Entries with figure data
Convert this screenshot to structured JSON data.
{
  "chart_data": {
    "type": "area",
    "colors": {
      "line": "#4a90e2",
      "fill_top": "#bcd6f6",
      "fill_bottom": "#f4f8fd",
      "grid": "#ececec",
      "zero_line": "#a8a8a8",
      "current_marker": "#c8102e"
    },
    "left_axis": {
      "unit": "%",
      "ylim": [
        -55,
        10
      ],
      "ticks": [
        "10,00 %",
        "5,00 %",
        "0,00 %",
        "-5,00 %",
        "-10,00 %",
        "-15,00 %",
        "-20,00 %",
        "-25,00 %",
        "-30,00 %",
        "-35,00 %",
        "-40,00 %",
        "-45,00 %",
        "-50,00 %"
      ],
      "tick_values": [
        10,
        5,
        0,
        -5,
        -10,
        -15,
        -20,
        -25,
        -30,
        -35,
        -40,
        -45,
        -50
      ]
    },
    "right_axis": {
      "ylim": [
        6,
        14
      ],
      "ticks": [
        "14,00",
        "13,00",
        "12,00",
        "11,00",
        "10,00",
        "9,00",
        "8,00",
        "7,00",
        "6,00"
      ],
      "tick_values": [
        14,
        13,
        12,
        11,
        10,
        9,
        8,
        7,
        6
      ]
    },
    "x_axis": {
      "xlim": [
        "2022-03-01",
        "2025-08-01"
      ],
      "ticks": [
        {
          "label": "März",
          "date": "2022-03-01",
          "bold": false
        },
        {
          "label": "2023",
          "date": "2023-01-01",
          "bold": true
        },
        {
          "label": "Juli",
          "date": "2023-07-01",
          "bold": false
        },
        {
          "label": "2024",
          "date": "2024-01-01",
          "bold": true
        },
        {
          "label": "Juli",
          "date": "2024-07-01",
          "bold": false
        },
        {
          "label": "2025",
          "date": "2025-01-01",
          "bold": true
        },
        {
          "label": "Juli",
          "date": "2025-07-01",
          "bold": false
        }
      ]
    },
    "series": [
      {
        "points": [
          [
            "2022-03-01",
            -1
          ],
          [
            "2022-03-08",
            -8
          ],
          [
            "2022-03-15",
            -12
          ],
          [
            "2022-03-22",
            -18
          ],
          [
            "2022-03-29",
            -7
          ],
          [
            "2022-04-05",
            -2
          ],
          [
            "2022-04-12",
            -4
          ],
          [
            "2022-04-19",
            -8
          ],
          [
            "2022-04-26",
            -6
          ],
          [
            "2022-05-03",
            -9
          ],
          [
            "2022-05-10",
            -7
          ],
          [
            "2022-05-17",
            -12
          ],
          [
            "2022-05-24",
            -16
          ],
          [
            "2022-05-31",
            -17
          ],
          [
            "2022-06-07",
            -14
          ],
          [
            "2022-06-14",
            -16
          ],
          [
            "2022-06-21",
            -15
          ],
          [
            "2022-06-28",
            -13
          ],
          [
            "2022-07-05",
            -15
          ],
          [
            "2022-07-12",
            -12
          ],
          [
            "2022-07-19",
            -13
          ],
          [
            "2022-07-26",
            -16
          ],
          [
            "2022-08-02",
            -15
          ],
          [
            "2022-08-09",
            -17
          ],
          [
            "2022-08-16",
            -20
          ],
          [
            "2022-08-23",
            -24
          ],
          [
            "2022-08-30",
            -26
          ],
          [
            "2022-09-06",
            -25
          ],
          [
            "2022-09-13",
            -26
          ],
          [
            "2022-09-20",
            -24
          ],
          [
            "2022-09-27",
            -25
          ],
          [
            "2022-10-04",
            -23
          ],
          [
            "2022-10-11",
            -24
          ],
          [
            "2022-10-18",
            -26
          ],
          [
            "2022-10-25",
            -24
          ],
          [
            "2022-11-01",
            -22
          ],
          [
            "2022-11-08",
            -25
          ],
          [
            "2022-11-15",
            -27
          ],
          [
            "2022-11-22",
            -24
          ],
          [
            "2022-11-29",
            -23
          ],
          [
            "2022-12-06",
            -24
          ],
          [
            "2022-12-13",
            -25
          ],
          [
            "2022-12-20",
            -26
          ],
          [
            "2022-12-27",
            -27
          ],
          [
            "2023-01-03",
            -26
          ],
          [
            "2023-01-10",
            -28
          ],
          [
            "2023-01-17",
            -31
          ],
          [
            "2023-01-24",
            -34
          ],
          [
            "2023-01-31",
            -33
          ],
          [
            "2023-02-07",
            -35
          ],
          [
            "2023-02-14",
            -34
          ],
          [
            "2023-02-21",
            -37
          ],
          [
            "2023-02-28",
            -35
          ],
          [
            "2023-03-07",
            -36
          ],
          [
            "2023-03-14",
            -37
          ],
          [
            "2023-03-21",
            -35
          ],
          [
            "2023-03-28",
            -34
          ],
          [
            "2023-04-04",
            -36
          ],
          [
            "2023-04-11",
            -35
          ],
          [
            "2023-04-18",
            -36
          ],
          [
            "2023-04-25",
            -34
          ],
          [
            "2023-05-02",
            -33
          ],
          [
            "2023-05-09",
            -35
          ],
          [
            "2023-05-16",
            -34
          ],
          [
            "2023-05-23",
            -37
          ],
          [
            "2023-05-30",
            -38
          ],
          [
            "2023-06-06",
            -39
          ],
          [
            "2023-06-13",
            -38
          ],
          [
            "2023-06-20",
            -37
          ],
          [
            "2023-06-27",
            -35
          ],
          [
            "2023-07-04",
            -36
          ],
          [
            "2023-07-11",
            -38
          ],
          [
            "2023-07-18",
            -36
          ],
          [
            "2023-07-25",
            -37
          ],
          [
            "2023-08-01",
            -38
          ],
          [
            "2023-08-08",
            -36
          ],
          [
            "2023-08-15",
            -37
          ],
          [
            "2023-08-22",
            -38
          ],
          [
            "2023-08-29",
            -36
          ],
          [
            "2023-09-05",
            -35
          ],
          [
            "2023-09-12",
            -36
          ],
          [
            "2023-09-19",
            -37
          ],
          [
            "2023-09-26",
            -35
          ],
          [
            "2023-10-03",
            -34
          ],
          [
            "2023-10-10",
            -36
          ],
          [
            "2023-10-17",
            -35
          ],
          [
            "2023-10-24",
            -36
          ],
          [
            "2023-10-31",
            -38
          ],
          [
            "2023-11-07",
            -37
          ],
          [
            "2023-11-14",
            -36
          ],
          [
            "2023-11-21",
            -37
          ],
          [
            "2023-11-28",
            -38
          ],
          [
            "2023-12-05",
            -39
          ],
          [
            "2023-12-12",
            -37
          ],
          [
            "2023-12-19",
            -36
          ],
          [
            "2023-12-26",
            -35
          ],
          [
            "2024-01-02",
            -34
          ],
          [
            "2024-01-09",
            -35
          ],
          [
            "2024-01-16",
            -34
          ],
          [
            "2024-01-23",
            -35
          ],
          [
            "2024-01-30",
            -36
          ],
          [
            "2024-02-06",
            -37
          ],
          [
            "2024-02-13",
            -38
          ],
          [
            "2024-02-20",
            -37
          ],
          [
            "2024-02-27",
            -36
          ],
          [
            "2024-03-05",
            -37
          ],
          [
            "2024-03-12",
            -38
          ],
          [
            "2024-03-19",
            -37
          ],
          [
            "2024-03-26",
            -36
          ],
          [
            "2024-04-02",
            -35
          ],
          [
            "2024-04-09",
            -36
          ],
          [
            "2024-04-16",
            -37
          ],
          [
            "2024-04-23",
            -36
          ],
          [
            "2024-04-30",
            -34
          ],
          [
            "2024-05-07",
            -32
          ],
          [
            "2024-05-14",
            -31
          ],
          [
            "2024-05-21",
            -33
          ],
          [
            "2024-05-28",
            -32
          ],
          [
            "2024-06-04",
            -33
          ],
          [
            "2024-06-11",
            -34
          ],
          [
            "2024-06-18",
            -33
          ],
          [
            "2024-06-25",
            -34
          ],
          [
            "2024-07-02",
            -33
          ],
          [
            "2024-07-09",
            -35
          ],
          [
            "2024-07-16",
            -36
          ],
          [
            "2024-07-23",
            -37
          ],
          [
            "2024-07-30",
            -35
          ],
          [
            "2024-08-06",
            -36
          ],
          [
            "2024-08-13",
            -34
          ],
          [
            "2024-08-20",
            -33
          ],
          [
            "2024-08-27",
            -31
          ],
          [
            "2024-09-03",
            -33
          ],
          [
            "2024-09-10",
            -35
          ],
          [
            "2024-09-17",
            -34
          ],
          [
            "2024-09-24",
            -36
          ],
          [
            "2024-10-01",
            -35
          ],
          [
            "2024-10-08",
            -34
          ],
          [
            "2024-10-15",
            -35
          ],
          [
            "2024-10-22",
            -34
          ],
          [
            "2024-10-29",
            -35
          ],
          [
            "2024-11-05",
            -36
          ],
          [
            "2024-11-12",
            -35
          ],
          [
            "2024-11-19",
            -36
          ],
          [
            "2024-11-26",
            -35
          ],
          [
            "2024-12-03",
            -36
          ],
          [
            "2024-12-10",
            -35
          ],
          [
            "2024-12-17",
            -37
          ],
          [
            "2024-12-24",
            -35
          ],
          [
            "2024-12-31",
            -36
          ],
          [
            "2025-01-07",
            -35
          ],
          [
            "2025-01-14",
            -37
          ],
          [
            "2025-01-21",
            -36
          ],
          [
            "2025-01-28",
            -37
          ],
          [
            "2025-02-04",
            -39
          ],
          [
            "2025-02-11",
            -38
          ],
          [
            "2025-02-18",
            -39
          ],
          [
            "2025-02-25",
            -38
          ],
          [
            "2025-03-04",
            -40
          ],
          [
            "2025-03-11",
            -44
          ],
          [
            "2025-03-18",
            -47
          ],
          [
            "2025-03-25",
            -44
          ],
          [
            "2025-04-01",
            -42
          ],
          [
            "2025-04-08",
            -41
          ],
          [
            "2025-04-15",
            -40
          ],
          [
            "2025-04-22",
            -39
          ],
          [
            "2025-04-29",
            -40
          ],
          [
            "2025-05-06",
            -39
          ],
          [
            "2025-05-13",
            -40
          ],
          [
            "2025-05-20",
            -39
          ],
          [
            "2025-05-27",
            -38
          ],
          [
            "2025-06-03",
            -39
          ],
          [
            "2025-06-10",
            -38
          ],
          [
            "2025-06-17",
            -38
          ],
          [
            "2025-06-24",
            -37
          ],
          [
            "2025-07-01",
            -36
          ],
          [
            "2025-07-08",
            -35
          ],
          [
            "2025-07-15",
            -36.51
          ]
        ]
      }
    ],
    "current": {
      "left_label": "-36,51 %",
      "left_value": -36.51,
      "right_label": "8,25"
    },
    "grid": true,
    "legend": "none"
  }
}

* _WHAT IS BEING ASKED_
Show, from the material above, each line that includes the string "date".

* _REPLY_
          "date": "2022-03-01",
          "date": "2023-01-01",
          "date": "2023-07-01",
          "date": "2024-01-01",
          "date": "2024-07-01",
          "date": "2025-01-01",
          "date": "2025-07-01",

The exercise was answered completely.